>> START Records for processing

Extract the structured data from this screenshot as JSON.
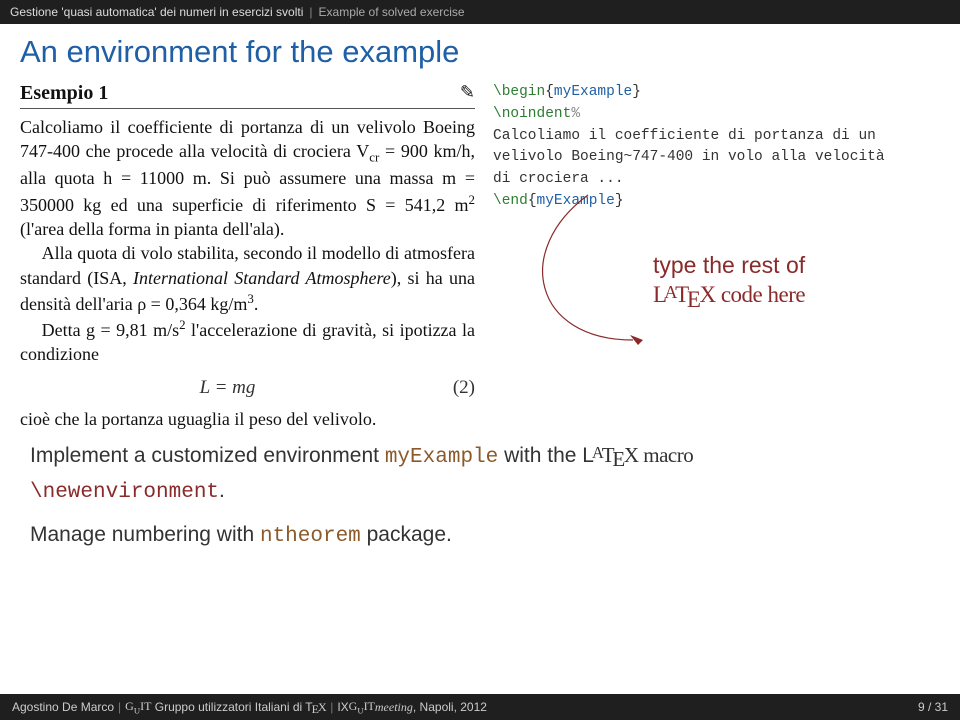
{
  "breadcrumb": {
    "part1": "Gestione 'quasi automatica' dei numeri in esercizi svolti",
    "part2": "Example of solved exercise",
    "sep": "|"
  },
  "title": "An environment for the example",
  "example": {
    "label": "Esempio 1",
    "p1": "Calcoliamo il coefficiente di portanza di un velivolo Boeing 747-400 che procede alla velocità di crociera V",
    "p1b": " = 900 km/h, alla quota h = 11000 m. Si può assumere una massa m = 350000 kg ed una superficie di riferimento S = 541,2 m",
    "p1c": " (l'area della forma in pianta dell'ala).",
    "p2": "Alla quota di volo stabilita, secondo il modello di atmosfera standard (ISA, ",
    "p2i": "International Standard Atmosphere",
    "p2b": "), si ha una densità dell'aria ρ = 0,364 kg/m",
    "p2c": ".",
    "p3": "Detta g = 9,81 m/s",
    "p3b": " l'accelerazione di gravità, si ipotizza la condizione",
    "eq": "L = mg",
    "eqnum": "(2)",
    "p4": "cioè che la portanza uguaglia il peso del velivolo."
  },
  "code": {
    "l1a": "\\begin",
    "l1b": "{",
    "l1c": "myExample",
    "l1d": "}",
    "l2a": "\\noindent",
    "l2b": "%",
    "l3": "Calcoliamo il coefficiente di portanza di un ",
    "l4": "velivolo Boeing~747-400 in volo alla velocità ",
    "l5": "di crociera ...",
    "l6a": "\\end",
    "l6b": "{",
    "l6c": "myExample",
    "l6d": "}"
  },
  "annotation": {
    "line1": "type the rest of",
    "line2": "L",
    "line2b": "T",
    "line2c": "E",
    "line2d": "X code here",
    "a": "A"
  },
  "lower": {
    "s1a": "Implement a customized environment ",
    "s1env": "myExample",
    "s1b": " with the L",
    "s1c": "T",
    "s1d": "E",
    "s1e": "X macro ",
    "s1cmd": "\\newenvironment",
    "s1f": ".",
    "s2a": "Manage numbering with ",
    "s2env": "ntheorem",
    "s2b": " package."
  },
  "footer": {
    "author": "Agostino De Marco",
    "group": "Gruppo utilizzatori Italiani di T",
    "groupE": "E",
    "groupX": "X",
    "meet": "IX ",
    "meet2": "meeting",
    "meetc": ", Napoli, 2012",
    "page": "9 / 31",
    "guit": "G",
    "guitU": "U",
    "guitIT": "IT"
  }
}
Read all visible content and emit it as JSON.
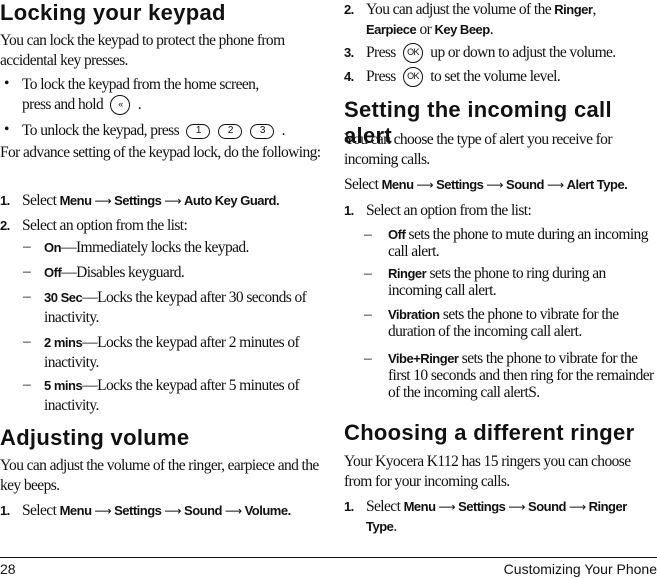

>> END Records for processing

= Your task =
Every record above should be written out again exactly; the pictures stay out of the copy.

= The solution =
Extract the structured data from this screenshot as JSON.
{
  "breadcrumb": {
    "part1": "Gestione 'quasi automatica' dei numeri in esercizi svolti",
    "part2": "Example of solved exercise",
    "sep": "|"
  },
  "title": "An environment for the example",
  "example": {
    "label": "Esempio 1",
    "p1": "Calcoliamo il coefficiente di portanza di un velivolo Boeing 747-400 che procede alla velocità di crociera V",
    "p1b": " = 900 km/h, alla quota h = 11000 m. Si può assumere una massa m = 350000 kg ed una superficie di riferimento S = 541,2 m",
    "p1c": " (l'area della forma in pianta dell'ala).",
    "p2": "Alla quota di volo stabilita, secondo il modello di atmosfera standard (ISA, ",
    "p2i": "International Standard Atmosphere",
    "p2b": "), si ha una densità dell'aria ρ = 0,364 kg/m",
    "p2c": ".",
    "p3": "Detta g = 9,81 m/s",
    "p3b": " l'accelerazione di gravità, si ipotizza la condizione",
    "eq": "L = mg",
    "eqnum": "(2)",
    "p4": "cioè che la portanza uguaglia il peso del velivolo."
  },
  "code": {
    "l1a": "\\begin",
    "l1b": "{",
    "l1c": "myExample",
    "l1d": "}",
    "l2a": "\\noindent",
    "l2b": "%",
    "l3": "Calcoliamo il coefficiente di portanza di un ",
    "l4": "velivolo Boeing~747-400 in volo alla velocità ",
    "l5": "di crociera ...",
    "l6a": "\\end",
    "l6b": "{",
    "l6c": "myExample",
    "l6d": "}"
  },
  "annotation": {
    "line1": "type the rest of",
    "line2": "L",
    "line2b": "T",
    "line2c": "E",
    "line2d": "X code here",
    "a": "A"
  },
  "lower": {
    "s1a": "Implement a customized environment ",
    "s1env": "myExample",
    "s1b": " with the L",
    "s1c": "T",
    "s1d": "E",
    "s1e": "X macro ",
    "s1cmd": "\\newenvironment",
    "s1f": ".",
    "s2a": "Manage numbering with ",
    "s2env": "ntheorem",
    "s2b": " package."
  },
  "footer": {
    "author": "Agostino De Marco",
    "group": "Gruppo utilizzatori Italiani di T",
    "groupE": "E",
    "groupX": "X",
    "meet": "IX ",
    "meet2": "meeting",
    "meetc": ", Napoli, 2012",
    "page": "9 / 31",
    "guit": "G",
    "guitU": "U",
    "guitIT": "IT"
  }
}
Read all visible content and emit it as JSON.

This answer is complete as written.